╭─ Supplied information

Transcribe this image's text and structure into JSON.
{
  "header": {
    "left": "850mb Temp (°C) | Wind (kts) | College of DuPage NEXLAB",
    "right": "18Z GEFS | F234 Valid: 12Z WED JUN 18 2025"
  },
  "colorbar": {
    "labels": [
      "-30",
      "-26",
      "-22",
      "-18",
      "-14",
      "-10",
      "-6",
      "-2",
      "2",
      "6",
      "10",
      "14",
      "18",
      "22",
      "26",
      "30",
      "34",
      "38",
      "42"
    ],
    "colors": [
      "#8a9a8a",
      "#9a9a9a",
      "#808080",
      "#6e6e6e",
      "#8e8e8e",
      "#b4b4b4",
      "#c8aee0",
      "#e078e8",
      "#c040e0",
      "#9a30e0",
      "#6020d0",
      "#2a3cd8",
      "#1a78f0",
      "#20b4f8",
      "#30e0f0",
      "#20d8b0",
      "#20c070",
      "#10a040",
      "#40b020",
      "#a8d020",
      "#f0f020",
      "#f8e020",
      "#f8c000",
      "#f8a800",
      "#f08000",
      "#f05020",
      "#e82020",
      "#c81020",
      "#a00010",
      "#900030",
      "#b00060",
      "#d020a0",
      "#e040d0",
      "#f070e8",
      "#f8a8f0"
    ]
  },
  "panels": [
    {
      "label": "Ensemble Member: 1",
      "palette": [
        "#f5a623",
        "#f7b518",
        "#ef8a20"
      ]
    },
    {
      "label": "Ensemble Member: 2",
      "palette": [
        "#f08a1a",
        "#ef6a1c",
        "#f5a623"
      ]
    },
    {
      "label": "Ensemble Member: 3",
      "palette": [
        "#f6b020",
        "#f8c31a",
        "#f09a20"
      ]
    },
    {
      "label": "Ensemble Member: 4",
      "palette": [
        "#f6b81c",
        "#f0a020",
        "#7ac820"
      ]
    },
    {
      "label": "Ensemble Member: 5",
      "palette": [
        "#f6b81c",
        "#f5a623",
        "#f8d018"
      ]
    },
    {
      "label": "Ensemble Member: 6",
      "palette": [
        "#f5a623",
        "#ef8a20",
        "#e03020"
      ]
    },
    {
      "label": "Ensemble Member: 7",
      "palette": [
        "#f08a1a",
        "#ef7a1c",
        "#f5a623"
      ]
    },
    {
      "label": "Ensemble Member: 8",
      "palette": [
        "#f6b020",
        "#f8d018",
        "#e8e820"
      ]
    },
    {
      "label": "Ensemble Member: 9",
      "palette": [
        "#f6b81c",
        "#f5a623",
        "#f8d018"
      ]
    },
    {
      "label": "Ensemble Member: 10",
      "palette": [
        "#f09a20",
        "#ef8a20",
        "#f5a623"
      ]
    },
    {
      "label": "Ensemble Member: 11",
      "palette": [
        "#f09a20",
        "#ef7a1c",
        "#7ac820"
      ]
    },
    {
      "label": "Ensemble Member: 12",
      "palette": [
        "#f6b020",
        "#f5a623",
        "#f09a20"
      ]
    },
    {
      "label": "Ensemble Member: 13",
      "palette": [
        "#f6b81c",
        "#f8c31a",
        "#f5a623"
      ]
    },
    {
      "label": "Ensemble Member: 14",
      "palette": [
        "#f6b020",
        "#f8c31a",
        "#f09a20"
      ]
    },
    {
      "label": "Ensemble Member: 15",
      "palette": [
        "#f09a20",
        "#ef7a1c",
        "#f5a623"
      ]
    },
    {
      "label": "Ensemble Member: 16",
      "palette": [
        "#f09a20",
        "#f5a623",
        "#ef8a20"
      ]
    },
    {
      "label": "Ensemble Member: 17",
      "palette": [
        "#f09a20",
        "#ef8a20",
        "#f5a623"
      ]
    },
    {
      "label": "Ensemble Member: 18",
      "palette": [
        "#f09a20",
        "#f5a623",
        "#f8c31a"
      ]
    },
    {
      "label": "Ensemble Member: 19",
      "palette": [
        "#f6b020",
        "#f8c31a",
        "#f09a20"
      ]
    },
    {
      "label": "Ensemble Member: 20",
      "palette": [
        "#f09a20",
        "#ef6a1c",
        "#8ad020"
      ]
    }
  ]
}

╰─

__What is expected__
Repeat the preceding lines exactly, please, every one of them.

__Task response__
Transcribe this image's text and structure into JSON.
{
  "header": {
    "left": "850mb Temp (°C) | Wind (kts) | College of DuPage NEXLAB",
    "right": "18Z GEFS | F234 Valid: 12Z WED JUN 18 2025"
  },
  "colorbar": {
    "labels": [
      "-30",
      "-26",
      "-22",
      "-18",
      "-14",
      "-10",
      "-6",
      "-2",
      "2",
      "6",
      "10",
      "14",
      "18",
      "22",
      "26",
      "30",
      "34",
      "38",
      "42"
    ],
    "colors": [
      "#8a9a8a",
      "#9a9a9a",
      "#808080",
      "#6e6e6e",
      "#8e8e8e",
      "#b4b4b4",
      "#c8aee0",
      "#e078e8",
      "#c040e0",
      "#9a30e0",
      "#6020d0",
      "#2a3cd8",
      "#1a78f0",
      "#20b4f8",
      "#30e0f0",
      "#20d8b0",
      "#20c070",
      "#10a040",
      "#40b020",
      "#a8d020",
      "#f0f020",
      "#f8e020",
      "#f8c000",
      "#f8a800",
      "#f08000",
      "#f05020",
      "#e82020",
      "#c81020",
      "#a00010",
      "#900030",
      "#b00060",
      "#d020a0",
      "#e040d0",
      "#f070e8",
      "#f8a8f0"
    ]
  },
  "panels": [
    {
      "label": "Ensemble Member: 1",
      "palette": [
        "#f5a623",
        "#f7b518",
        "#ef8a20"
      ]
    },
    {
      "label": "Ensemble Member: 2",
      "palette": [
        "#f08a1a",
        "#ef6a1c",
        "#f5a623"
      ]
    },
    {
      "label": "Ensemble Member: 3",
      "palette": [
        "#f6b020",
        "#f8c31a",
        "#f09a20"
      ]
    },
    {
      "label": "Ensemble Member: 4",
      "palette": [
        "#f6b81c",
        "#f0a020",
        "#7ac820"
      ]
    },
    {
      "label": "Ensemble Member: 5",
      "palette": [
        "#f6b81c",
        "#f5a623",
        "#f8d018"
      ]
    },
    {
      "label": "Ensemble Member: 6",
      "palette": [
        "#f5a623",
        "#ef8a20",
        "#e03020"
      ]
    },
    {
      "label": "Ensemble Member: 7",
      "palette": [
        "#f08a1a",
        "#ef7a1c",
        "#f5a623"
      ]
    },
    {
      "label": "Ensemble Member: 8",
      "palette": [
        "#f6b020",
        "#f8d018",
        "#e8e820"
      ]
    },
    {
      "label": "Ensemble Member: 9",
      "palette": [
        "#f6b81c",
        "#f5a623",
        "#f8d018"
      ]
    },
    {
      "label": "Ensemble Member: 10",
      "palette": [
        "#f09a20",
        "#ef8a20",
        "#f5a623"
      ]
    },
    {
      "label": "Ensemble Member: 11",
      "palette": [
        "#f09a20",
        "#ef7a1c",
        "#7ac820"
      ]
    },
    {
      "label": "Ensemble Member: 12",
      "palette": [
        "#f6b020",
        "#f5a623",
        "#f09a20"
      ]
    },
    {
      "label": "Ensemble Member: 13",
      "palette": [
        "#f6b81c",
        "#f8c31a",
        "#f5a623"
      ]
    },
    {
      "label": "Ensemble Member: 14",
      "palette": [
        "#f6b020",
        "#f8c31a",
        "#f09a20"
      ]
    },
    {
      "label": "Ensemble Member: 15",
      "palette": [
        "#f09a20",
        "#ef7a1c",
        "#f5a623"
      ]
    },
    {
      "label": "Ensemble Member: 16",
      "palette": [
        "#f09a20",
        "#f5a623",
        "#ef8a20"
      ]
    },
    {
      "label": "Ensemble Member: 17",
      "palette": [
        "#f09a20",
        "#ef8a20",
        "#f5a623"
      ]
    },
    {
      "label": "Ensemble Member: 18",
      "palette": [
        "#f09a20",
        "#f5a623",
        "#f8c31a"
      ]
    },
    {
      "label": "Ensemble Member: 19",
      "palette": [
        "#f6b020",
        "#f8c31a",
        "#f09a20"
      ]
    },
    {
      "label": "Ensemble Member: 20",
      "palette": [
        "#f09a20",
        "#ef6a1c",
        "#8ad020"
      ]
    }
  ]
}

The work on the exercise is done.